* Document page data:
*** Begin section ***
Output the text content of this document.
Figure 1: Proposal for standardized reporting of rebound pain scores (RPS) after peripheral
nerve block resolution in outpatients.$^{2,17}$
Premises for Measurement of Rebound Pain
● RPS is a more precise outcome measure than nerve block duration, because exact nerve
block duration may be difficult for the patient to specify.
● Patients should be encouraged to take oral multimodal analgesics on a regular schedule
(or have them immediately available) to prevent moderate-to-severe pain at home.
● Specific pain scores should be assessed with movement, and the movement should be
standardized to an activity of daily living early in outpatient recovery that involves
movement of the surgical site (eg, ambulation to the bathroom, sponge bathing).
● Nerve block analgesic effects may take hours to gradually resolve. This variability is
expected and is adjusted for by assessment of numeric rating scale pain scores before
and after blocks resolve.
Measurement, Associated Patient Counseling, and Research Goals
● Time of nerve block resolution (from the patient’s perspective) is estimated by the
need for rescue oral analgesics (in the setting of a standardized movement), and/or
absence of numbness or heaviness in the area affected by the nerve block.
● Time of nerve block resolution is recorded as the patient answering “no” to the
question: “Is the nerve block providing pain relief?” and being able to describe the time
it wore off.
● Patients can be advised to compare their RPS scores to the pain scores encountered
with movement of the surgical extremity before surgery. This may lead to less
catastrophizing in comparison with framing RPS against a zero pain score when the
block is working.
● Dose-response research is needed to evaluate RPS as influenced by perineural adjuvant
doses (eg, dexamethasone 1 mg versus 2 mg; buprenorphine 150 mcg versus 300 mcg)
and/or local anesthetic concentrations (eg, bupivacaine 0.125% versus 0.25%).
*** End section ***
* Action item: Whatever the entries say, repeat all of them exactly.

* Result of the exercise:
Output the text content of this document.
Figure 1: Proposal for standardized reporting of rebound pain scores (RPS) after peripheral
nerve block resolution in outpatients.$^{2,17}$
Premises for Measurement of Rebound Pain
● RPS is a more precise outcome measure than nerve block duration, because exact nerve
block duration may be difficult for the patient to specify.
● Patients should be encouraged to take oral multimodal analgesics on a regular schedule
(or have them immediately available) to prevent moderate-to-severe pain at home.
● Specific pain scores should be assessed with movement, and the movement should be
standardized to an activity of daily living early in outpatient recovery that involves
movement of the surgical site (eg, ambulation to the bathroom, sponge bathing).
● Nerve block analgesic effects may take hours to gradually resolve. This variability is
expected and is adjusted for by assessment of numeric rating scale pain scores before
and after blocks resolve.
Measurement, Associated Patient Counseling, and Research Goals
● Time of nerve block resolution (from the patient’s perspective) is estimated by the
need for rescue oral analgesics (in the setting of a standardized movement), and/or
absence of numbness or heaviness in the area affected by the nerve block.
● Time of nerve block resolution is recorded as the patient answering “no” to the
question: “Is the nerve block providing pain relief?” and being able to describe the time
it wore off.
● Patients can be advised to compare their RPS scores to the pain scores encountered
with movement of the surgical extremity before surgery. This may lead to less
catastrophizing in comparison with framing RPS against a zero pain score when the
block is working.
● Dose-response research is needed to evaluate RPS as influenced by perineural adjuvant
doses (eg, dexamethasone 1 mg versus 2 mg; buprenorphine 150 mcg versus 300 mcg)
and/or local anesthetic concentrations (eg, bupivacaine 0.125% versus 0.25%).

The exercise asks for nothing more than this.